BEGIN SUPPLIED MATERIAL
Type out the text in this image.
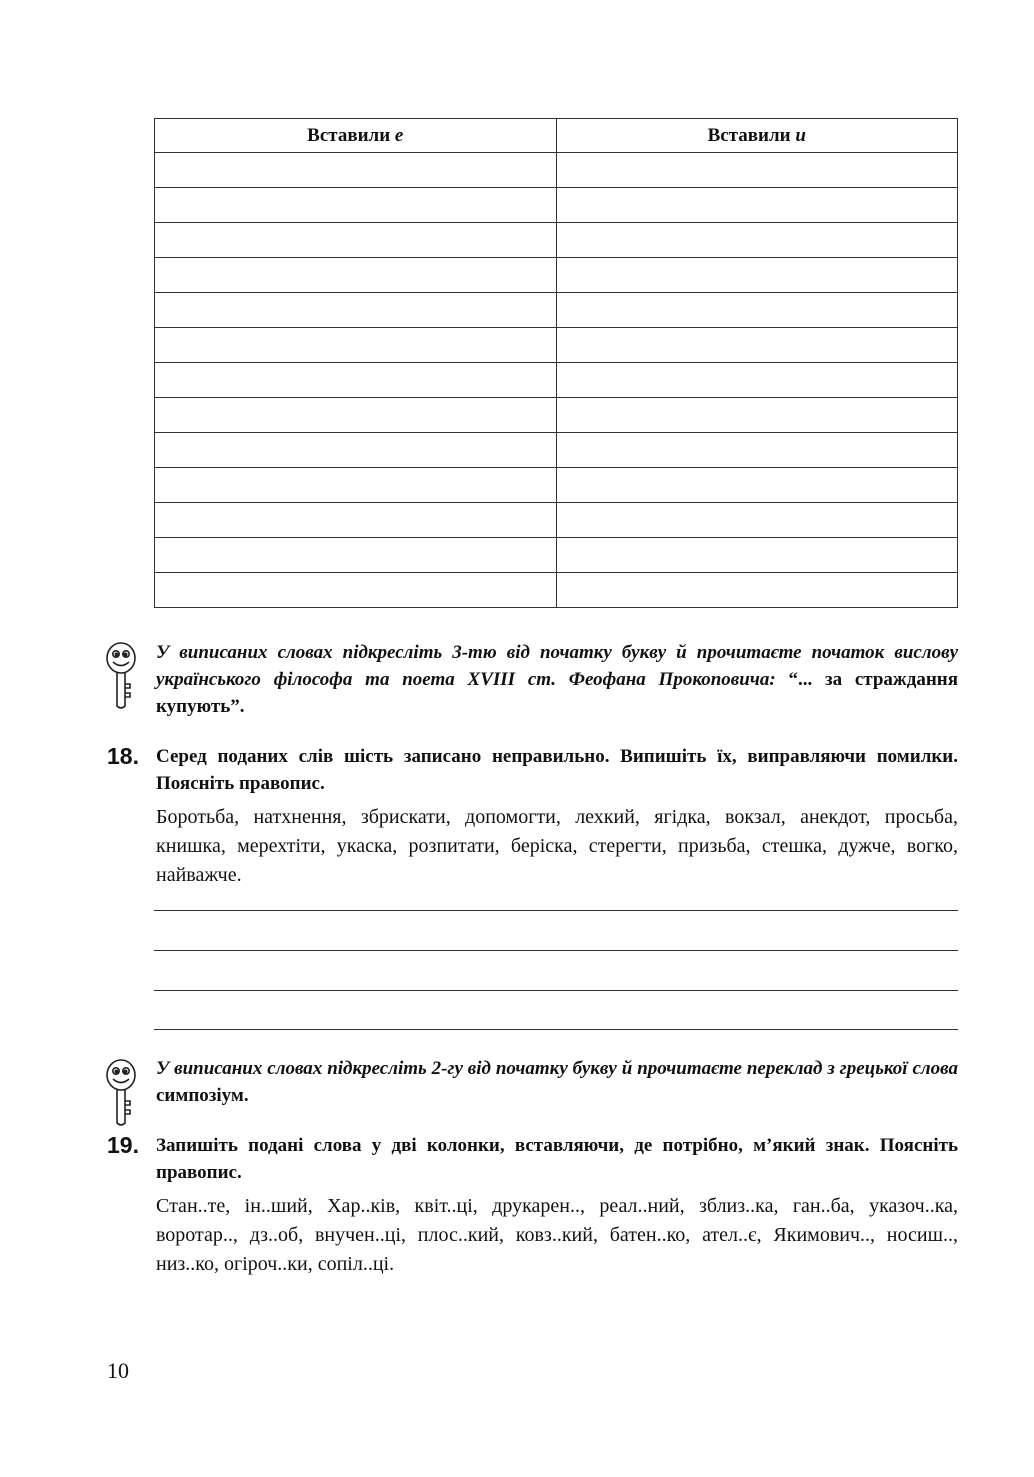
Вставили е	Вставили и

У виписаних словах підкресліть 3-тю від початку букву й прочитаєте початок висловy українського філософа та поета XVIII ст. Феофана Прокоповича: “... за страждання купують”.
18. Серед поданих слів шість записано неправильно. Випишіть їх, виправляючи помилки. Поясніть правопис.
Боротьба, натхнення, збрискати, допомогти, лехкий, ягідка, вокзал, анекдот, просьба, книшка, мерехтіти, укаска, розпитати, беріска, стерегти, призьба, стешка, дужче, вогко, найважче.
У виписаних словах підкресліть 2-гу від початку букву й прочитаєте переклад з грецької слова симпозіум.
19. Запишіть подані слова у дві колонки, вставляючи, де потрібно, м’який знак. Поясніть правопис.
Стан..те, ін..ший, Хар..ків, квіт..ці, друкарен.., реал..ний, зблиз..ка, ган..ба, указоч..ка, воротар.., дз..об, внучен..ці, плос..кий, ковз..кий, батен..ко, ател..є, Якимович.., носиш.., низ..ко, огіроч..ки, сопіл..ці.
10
END SUPPLIED MATERIAL
BEGIN SUPPLIED MATERIAL
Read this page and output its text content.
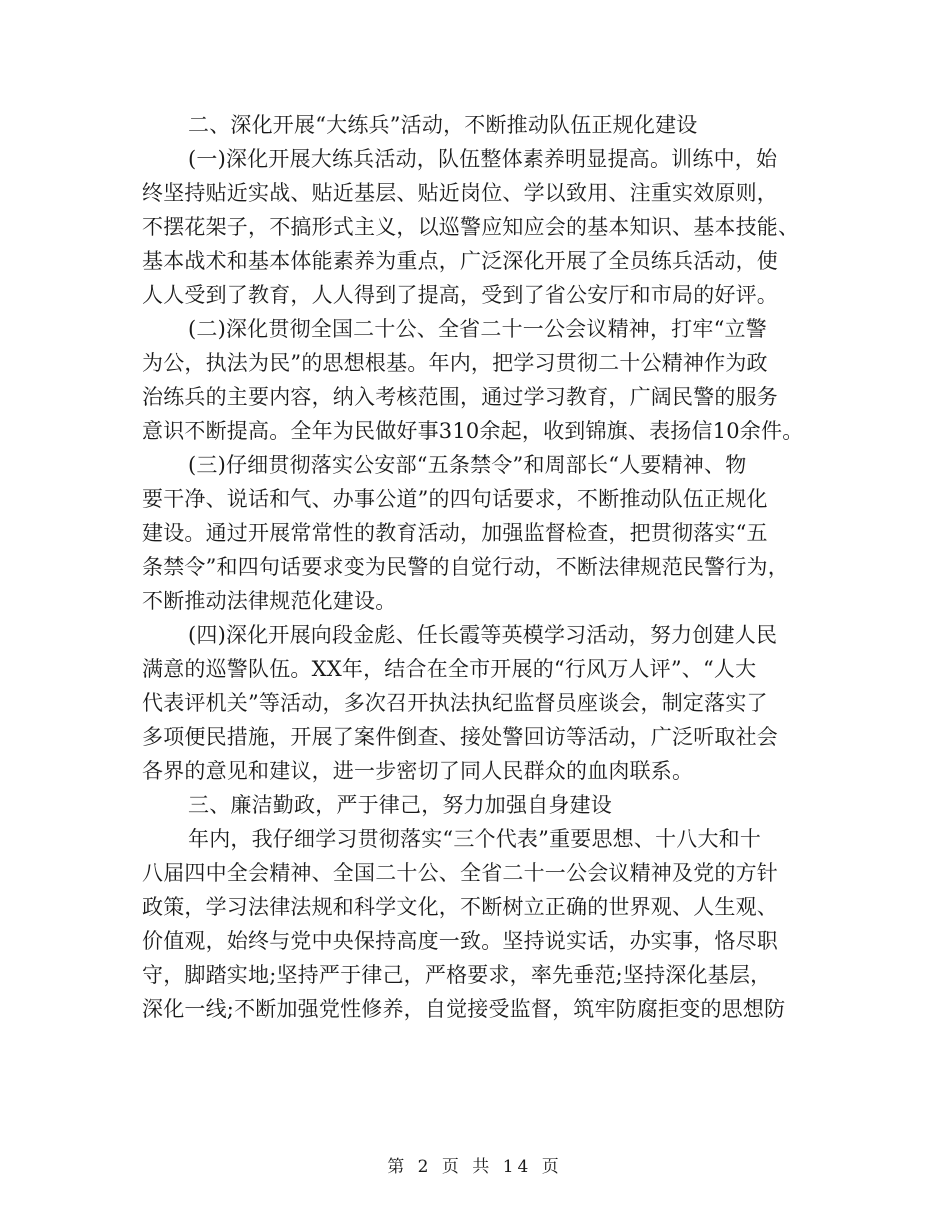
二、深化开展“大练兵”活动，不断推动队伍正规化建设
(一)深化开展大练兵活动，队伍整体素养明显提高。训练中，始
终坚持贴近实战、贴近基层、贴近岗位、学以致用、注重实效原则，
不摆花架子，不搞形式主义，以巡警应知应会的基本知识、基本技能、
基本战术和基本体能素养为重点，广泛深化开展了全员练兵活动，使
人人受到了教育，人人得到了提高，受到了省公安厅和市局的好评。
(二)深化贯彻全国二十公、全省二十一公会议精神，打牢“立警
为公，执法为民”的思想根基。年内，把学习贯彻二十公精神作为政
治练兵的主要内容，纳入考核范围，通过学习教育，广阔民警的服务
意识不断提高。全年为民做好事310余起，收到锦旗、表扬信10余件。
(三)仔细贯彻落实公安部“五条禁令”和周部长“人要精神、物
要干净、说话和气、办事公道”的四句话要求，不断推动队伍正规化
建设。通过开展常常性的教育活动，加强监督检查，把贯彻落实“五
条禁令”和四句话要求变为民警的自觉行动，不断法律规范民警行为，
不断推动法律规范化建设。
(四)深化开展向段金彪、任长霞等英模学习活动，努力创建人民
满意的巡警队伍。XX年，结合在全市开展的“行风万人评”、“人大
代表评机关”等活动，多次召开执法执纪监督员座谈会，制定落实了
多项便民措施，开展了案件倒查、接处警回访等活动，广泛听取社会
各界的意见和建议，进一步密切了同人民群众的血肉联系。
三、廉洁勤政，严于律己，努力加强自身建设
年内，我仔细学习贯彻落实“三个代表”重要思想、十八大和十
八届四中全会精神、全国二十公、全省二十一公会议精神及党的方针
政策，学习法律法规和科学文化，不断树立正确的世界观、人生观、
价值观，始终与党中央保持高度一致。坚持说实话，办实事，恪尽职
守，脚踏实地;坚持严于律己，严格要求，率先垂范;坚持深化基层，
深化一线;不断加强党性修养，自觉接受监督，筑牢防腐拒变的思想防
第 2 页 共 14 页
END SUPPLIED MATERIAL
BEGIN SUPPLIED MATERIAL
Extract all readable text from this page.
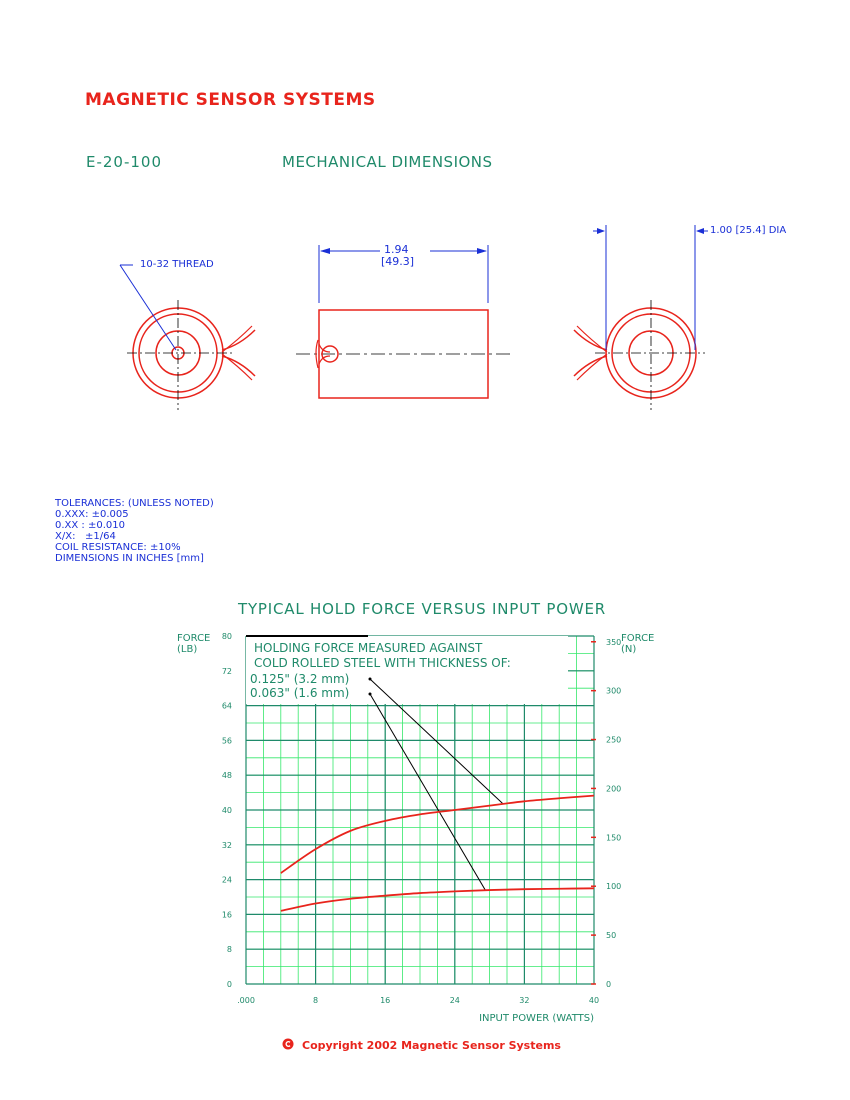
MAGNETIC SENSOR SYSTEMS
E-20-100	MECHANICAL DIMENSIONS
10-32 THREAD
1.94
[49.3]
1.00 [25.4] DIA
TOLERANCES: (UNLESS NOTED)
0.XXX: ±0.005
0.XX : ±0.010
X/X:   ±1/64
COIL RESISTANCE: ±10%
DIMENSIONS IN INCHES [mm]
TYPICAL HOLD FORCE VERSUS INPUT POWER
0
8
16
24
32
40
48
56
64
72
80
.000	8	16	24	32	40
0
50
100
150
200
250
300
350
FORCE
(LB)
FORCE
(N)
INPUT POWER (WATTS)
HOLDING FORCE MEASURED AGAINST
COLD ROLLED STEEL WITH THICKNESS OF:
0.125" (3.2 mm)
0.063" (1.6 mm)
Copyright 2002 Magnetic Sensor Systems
END SUPPLIED MATERIAL
* EXERCISE GOAL:
Go through the lines above. Select every one that has the string "словах".

* FULL ANSWER:
У виписаних словах підкресліть 3-тю від початку букву й прочитаєте початок висловy українського філософа та поета XVIII ст. Феофана Прокоповича: “... за страждання купують”.
У виписаних словах підкресліть 2-гу від початку букву й прочитаєте переклад з грецької слова симпозіум.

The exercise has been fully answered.